§ **Task brief**:
Reproduce all of the data that follows, character for character.

Rows from a dataset
┄┄┄┄┄┄┄┄┄┄
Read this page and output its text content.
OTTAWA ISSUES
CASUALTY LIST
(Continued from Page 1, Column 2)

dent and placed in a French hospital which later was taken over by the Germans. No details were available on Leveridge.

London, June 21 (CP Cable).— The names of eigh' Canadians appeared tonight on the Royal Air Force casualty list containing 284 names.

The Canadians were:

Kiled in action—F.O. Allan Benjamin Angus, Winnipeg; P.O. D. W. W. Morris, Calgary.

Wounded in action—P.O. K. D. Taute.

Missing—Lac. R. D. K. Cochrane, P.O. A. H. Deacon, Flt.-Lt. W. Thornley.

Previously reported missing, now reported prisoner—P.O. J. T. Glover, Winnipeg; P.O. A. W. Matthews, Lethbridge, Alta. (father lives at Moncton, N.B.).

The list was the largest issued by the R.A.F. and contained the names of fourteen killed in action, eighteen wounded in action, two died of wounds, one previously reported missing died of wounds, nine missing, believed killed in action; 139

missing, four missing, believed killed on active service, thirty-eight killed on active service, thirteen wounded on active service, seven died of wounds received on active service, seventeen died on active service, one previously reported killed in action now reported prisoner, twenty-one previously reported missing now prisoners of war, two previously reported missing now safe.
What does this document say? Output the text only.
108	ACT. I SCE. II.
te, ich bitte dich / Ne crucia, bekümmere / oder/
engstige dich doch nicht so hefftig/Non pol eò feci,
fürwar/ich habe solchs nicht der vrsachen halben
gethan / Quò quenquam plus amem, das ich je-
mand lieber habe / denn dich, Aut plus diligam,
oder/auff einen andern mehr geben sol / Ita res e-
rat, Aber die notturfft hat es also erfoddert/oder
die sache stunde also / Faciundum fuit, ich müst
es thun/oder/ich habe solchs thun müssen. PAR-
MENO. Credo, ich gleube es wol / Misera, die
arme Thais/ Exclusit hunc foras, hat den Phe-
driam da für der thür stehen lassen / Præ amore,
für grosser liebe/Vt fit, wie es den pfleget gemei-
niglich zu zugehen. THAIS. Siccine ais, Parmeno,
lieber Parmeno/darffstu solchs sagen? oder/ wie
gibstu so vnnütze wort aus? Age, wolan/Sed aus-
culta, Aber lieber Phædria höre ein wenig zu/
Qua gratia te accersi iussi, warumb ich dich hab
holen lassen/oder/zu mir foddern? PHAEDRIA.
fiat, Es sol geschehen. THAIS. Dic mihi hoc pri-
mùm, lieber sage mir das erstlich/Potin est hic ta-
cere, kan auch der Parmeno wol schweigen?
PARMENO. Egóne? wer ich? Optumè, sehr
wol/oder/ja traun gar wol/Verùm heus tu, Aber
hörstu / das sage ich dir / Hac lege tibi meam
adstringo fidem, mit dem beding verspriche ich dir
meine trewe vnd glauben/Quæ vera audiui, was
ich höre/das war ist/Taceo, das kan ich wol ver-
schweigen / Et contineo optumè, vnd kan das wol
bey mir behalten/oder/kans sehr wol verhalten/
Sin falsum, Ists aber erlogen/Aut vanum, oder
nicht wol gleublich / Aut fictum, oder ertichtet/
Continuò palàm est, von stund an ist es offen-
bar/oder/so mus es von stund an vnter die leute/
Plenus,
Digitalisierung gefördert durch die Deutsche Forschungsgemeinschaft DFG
┄┄┄┄┄┄┄┄┄┄
§ **Output of the task**:
Read this page and output its text content.
OTTAWA ISSUES
CASUALTY LIST
(Continued from Page 1, Column 2)

dent and placed in a French hospital which later was taken over by the Germans. No details were available on Leveridge.

London, June 21 (CP Cable).— The names of eigh' Canadians appeared tonight on the Royal Air Force casualty list containing 284 names.

The Canadians were:

Kiled in action—F.O. Allan Benjamin Angus, Winnipeg; P.O. D. W. W. Morris, Calgary.

Wounded in action—P.O. K. D. Taute.

Missing—Lac. R. D. K. Cochrane, P.O. A. H. Deacon, Flt.-Lt. W. Thornley.

Previously reported missing, now reported prisoner—P.O. J. T. Glover, Winnipeg; P.O. A. W. Matthews, Lethbridge, Alta. (father lives at Moncton, N.B.).

The list was the largest issued by the R.A.F. and contained the names of fourteen killed in action, eighteen wounded in action, two died of wounds, one previously reported missing died of wounds, nine missing, believed killed in action; 139

missing, four missing, believed killed on active service, thirty-eight killed on active service, thirteen wounded on active service, seven died of wounds received on active service, seventeen died on active service, one previously reported killed in action now reported prisoner, twenty-one previously reported missing now prisoners of war, two previously reported missing now safe.
What does this document say? Output the text only.
108	ACT. I SCE. II.
te, ich bitte dich / Ne crucia, bekümmere / oder/
engstige dich doch nicht so hefftig/Non pol eò feci,
fürwar/ich habe solchs nicht der vrsachen halben
gethan / Quò quenquam plus amem, das ich je-
mand lieber habe / denn dich, Aut plus diligam,
oder/auff einen andern mehr geben sol / Ita res e-
rat, Aber die notturfft hat es also erfoddert/oder
die sache stunde also / Faciundum fuit, ich müst
es thun/oder/ich habe solchs thun müssen. PAR-
MENO. Credo, ich gleube es wol / Misera, die
arme Thais/ Exclusit hunc foras, hat den Phe-
driam da für der thür stehen lassen / Præ amore,
für grosser liebe/Vt fit, wie es den pfleget gemei-
niglich zu zugehen. THAIS. Siccine ais, Parmeno,
lieber Parmeno/darffstu solchs sagen? oder/ wie
gibstu so vnnütze wort aus? Age, wolan/Sed aus-
culta, Aber lieber Phædria höre ein wenig zu/
Qua gratia te accersi iussi, warumb ich dich hab
holen lassen/oder/zu mir foddern? PHAEDRIA.
fiat, Es sol geschehen. THAIS. Dic mihi hoc pri-
mùm, lieber sage mir das erstlich/Potin est hic ta-
cere, kan auch der Parmeno wol schweigen?
PARMENO. Egóne? wer ich? Optumè, sehr
wol/oder/ja traun gar wol/Verùm heus tu, Aber
hörstu / das sage ich dir / Hac lege tibi meam
adstringo fidem, mit dem beding verspriche ich dir
meine trewe vnd glauben/Quæ vera audiui, was
ich höre/das war ist/Taceo, das kan ich wol ver-
schweigen / Et contineo optumè, vnd kan das wol
bey mir behalten/oder/kans sehr wol verhalten/
Sin falsum, Ists aber erlogen/Aut vanum, oder
nicht wol gleublich / Aut fictum, oder ertichtet/
Continuò palàm est, von stund an ist es offen-
bar/oder/so mus es von stund an vnter die leute/
Plenus,
Digitalisierung gefördert durch die Deutsche Forschungsgemeinschaft DFG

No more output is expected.